* **Exercise goal**:
Track down the lines that contain "card" and copy them.

• • • •

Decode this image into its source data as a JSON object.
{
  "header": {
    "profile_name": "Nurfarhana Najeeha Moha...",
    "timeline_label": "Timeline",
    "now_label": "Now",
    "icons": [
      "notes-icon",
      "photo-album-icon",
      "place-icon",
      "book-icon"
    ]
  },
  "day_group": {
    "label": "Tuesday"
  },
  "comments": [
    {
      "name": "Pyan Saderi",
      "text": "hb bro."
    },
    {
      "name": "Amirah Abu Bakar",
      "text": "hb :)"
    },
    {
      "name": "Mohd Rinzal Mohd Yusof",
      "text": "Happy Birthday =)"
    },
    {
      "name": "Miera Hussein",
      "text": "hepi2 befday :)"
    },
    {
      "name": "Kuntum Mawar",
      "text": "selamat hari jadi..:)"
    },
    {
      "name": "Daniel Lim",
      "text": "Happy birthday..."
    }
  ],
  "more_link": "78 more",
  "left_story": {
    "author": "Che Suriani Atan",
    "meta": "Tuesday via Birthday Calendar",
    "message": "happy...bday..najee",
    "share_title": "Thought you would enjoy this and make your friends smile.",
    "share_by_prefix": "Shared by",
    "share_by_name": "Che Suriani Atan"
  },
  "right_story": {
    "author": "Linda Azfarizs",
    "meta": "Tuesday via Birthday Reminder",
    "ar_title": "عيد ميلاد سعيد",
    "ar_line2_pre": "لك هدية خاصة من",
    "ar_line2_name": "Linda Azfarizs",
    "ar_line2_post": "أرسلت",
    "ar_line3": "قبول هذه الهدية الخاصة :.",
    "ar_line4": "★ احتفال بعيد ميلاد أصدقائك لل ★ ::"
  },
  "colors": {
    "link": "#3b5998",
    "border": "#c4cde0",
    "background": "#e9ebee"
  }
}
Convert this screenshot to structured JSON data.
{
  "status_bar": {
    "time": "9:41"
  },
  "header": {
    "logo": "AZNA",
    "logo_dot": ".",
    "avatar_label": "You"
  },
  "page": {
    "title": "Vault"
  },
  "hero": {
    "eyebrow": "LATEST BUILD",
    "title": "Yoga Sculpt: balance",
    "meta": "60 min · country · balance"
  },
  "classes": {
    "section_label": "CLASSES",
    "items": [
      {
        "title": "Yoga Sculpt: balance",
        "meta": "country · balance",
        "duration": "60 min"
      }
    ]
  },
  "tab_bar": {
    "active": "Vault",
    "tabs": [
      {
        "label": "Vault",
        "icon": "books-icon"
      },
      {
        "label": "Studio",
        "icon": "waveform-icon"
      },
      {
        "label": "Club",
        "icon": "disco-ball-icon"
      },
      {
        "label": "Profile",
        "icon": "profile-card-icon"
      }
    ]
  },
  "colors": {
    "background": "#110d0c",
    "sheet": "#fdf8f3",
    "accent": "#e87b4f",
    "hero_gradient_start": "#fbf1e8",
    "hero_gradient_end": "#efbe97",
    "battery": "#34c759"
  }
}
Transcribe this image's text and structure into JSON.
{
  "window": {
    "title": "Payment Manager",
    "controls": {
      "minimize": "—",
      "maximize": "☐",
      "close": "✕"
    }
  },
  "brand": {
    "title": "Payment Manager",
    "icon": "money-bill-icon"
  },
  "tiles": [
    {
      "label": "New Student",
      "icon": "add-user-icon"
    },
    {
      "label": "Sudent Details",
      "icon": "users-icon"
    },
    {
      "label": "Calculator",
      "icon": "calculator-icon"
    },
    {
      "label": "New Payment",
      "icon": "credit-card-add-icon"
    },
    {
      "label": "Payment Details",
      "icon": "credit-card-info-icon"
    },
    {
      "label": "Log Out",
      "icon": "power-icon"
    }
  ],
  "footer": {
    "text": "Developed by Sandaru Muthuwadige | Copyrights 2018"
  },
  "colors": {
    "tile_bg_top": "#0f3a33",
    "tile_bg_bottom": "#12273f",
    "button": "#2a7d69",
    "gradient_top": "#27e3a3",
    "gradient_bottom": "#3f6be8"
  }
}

• • • •

* **Response to this task**:
        "icon": "profile-card-icon"
      "icon": "credit-card-add-icon"
      "icon": "credit-card-info-icon"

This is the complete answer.